What is required: Check each line of the entries below for the string "labels"; copy every line where it appears.
■ ■ ■ ■ ■
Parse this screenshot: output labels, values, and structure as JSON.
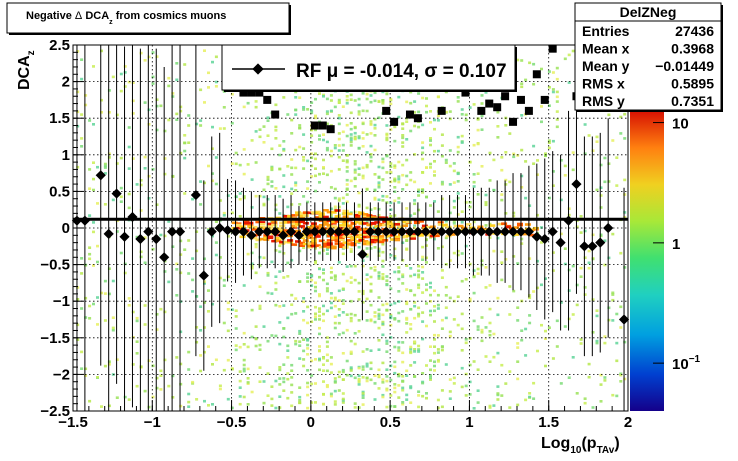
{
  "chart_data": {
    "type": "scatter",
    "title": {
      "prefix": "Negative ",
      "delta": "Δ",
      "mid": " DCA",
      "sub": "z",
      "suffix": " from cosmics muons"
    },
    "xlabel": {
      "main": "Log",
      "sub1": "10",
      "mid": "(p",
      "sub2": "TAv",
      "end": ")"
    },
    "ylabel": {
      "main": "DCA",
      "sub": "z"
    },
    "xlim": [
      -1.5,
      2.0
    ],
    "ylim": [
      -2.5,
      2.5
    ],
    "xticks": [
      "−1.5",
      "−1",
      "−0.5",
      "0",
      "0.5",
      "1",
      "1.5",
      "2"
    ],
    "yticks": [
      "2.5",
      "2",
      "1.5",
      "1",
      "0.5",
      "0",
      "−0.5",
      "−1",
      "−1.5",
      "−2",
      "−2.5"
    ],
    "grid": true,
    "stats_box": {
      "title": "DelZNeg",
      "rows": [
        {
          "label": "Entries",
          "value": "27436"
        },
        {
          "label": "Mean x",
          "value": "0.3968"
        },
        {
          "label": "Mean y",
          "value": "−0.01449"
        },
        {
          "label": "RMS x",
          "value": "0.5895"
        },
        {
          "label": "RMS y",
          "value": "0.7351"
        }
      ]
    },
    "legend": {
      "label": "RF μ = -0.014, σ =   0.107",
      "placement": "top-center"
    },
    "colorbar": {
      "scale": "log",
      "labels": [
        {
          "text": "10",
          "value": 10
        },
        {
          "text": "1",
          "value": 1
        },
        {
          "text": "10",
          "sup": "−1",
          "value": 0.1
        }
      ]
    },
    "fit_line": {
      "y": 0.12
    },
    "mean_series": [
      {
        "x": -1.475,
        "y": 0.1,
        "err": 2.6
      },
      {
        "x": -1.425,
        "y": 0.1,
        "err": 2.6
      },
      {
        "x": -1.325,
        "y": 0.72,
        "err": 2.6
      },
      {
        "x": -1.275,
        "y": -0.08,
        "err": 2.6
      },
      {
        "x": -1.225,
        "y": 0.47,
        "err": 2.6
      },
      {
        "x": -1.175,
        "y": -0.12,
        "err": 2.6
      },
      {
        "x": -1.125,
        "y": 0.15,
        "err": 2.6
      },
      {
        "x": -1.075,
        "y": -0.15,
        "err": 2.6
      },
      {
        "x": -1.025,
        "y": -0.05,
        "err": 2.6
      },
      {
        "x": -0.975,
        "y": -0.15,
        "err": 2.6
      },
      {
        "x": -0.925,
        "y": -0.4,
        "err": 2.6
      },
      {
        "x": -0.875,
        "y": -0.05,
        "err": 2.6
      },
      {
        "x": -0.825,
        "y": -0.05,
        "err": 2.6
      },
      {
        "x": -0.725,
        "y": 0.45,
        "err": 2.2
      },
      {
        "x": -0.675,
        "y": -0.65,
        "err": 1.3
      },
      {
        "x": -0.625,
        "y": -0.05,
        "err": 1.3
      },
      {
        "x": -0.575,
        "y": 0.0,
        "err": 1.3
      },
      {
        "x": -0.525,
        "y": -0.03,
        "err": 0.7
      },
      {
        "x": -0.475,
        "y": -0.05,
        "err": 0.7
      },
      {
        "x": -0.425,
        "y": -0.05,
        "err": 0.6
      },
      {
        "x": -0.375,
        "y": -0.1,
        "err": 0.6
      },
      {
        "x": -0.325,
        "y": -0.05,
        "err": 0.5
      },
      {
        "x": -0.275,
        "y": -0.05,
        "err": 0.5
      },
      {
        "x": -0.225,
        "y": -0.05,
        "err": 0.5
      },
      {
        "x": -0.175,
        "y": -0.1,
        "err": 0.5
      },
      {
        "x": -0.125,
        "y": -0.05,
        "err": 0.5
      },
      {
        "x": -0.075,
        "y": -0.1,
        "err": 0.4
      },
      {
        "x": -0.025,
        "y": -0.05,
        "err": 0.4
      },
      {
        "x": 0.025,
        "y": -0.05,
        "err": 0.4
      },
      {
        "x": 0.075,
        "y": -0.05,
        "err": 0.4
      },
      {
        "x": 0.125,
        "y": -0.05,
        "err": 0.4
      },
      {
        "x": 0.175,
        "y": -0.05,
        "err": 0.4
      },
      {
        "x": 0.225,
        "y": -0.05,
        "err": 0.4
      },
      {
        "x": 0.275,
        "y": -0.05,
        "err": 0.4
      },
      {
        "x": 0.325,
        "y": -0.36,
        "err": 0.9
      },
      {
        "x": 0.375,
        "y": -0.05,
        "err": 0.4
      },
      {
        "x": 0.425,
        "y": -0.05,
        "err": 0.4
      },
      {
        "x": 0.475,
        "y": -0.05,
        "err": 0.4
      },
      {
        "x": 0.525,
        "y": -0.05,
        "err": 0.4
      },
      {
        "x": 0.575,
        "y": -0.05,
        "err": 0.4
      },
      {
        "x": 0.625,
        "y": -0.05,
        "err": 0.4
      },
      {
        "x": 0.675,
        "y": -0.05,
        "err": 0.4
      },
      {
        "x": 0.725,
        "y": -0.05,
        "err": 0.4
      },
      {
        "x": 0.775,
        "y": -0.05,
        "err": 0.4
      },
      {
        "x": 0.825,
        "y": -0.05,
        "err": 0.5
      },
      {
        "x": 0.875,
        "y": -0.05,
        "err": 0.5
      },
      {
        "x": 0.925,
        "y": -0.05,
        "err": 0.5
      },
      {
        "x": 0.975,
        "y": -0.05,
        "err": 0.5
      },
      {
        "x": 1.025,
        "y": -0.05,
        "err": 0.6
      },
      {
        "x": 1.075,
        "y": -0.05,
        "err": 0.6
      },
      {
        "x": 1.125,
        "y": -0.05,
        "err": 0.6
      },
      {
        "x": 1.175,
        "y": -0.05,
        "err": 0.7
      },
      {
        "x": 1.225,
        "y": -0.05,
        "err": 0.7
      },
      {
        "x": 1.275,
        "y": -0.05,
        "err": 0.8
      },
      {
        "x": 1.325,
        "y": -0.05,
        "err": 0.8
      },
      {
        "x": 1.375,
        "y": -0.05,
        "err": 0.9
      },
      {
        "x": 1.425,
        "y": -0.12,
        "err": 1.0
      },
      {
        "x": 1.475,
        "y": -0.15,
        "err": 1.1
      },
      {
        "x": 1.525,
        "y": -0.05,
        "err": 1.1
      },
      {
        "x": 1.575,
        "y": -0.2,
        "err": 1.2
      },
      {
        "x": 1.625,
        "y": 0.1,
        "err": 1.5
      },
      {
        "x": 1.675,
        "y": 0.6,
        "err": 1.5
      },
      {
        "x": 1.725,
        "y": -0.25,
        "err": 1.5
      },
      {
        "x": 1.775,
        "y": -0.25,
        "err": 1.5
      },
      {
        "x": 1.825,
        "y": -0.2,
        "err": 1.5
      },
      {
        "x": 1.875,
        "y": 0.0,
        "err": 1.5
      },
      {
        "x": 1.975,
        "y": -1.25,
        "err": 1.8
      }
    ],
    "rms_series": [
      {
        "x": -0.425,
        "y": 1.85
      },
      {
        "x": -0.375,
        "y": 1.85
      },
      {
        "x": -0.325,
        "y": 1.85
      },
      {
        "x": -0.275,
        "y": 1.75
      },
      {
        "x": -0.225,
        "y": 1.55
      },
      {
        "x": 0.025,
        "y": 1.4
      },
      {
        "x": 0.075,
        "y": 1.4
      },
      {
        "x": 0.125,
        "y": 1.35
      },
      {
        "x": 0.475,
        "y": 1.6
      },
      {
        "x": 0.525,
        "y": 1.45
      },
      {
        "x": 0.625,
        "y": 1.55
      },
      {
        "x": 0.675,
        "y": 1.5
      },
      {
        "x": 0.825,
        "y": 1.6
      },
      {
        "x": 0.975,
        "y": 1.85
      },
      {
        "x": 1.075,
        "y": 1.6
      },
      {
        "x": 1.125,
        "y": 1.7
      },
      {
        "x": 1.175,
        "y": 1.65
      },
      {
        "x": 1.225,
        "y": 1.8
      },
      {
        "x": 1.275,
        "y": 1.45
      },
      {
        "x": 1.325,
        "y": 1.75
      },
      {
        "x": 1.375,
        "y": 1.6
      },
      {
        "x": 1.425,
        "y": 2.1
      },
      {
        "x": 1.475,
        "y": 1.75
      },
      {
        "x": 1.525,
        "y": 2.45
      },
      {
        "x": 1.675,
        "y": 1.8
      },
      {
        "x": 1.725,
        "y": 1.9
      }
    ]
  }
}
■ ■ ■ ■ ■
Written solution:
Parse this screenshot: output labels, values, and structure as JSON.
      "labels": [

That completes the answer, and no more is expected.